# Description of the task
For the data below, work out how many lines include the string "Misner" and report only the number.
──────────
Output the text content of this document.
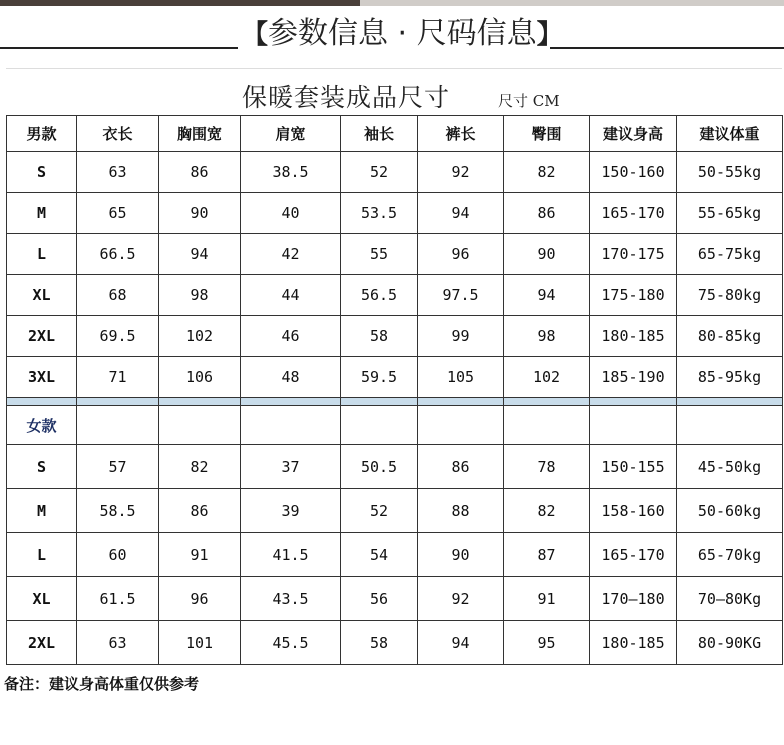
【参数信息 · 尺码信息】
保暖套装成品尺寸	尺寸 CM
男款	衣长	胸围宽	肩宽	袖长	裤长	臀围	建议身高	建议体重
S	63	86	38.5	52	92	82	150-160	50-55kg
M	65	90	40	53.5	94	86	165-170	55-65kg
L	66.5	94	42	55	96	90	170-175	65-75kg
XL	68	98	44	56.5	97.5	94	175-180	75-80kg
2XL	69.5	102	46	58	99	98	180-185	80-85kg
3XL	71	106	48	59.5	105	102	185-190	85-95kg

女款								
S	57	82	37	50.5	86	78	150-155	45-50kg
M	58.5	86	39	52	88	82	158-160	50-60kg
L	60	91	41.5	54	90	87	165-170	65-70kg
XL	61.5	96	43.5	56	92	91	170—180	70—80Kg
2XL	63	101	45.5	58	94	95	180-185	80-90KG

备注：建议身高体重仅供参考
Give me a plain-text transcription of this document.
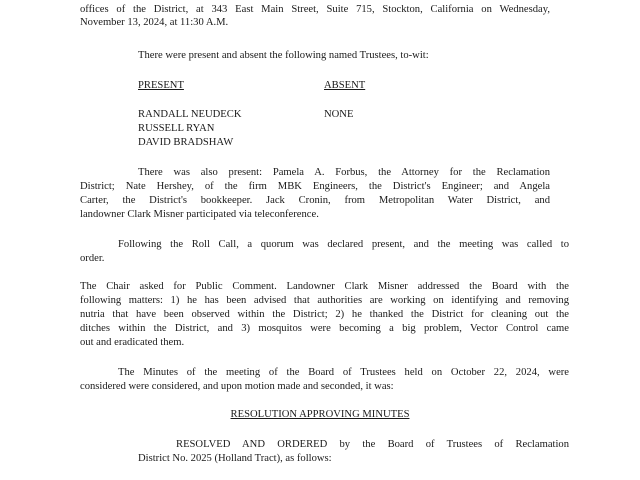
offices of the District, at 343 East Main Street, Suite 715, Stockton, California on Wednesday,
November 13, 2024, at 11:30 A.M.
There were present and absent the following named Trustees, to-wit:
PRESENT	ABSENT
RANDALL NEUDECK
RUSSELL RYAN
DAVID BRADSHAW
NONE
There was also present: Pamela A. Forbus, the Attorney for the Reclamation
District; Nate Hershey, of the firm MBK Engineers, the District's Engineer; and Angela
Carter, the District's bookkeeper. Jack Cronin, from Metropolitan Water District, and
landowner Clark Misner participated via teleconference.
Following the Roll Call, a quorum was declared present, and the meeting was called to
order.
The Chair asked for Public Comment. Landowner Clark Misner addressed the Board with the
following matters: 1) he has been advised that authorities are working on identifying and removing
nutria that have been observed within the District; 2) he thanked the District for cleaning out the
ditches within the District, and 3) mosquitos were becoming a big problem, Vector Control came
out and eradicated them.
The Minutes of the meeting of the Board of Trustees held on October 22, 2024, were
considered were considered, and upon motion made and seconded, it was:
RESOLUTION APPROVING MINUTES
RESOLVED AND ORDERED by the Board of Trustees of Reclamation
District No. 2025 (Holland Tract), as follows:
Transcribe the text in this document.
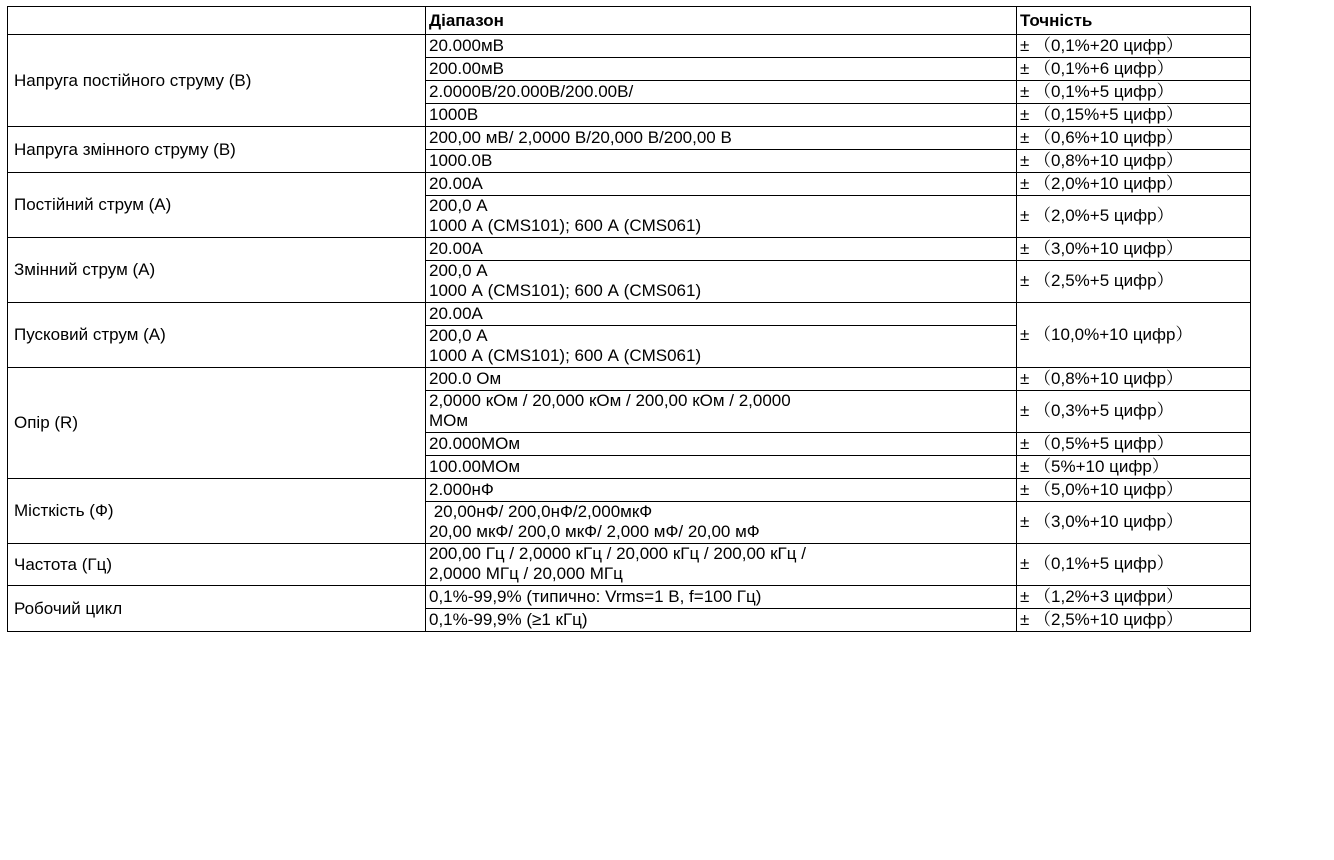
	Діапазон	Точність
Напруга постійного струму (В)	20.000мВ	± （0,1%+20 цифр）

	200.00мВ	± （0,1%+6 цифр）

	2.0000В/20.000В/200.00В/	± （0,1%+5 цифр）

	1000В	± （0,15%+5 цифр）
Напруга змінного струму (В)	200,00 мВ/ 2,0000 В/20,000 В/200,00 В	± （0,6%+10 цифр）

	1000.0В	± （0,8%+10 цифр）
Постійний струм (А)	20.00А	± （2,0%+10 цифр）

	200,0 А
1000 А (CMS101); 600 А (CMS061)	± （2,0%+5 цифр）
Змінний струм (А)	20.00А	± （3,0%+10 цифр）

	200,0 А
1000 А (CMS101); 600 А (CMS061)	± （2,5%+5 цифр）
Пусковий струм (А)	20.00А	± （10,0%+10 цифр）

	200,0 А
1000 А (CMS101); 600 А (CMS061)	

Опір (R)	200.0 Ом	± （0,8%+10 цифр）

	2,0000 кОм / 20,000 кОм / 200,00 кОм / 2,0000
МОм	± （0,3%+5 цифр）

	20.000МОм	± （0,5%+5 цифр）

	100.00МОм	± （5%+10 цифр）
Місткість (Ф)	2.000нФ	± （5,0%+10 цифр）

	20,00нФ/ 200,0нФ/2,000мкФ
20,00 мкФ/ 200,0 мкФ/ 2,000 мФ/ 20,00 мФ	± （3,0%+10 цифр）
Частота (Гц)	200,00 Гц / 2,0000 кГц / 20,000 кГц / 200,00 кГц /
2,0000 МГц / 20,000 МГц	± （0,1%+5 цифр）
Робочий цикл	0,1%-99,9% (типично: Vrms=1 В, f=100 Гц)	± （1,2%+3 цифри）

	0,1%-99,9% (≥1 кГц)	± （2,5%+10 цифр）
──────────
# Solution for this task
2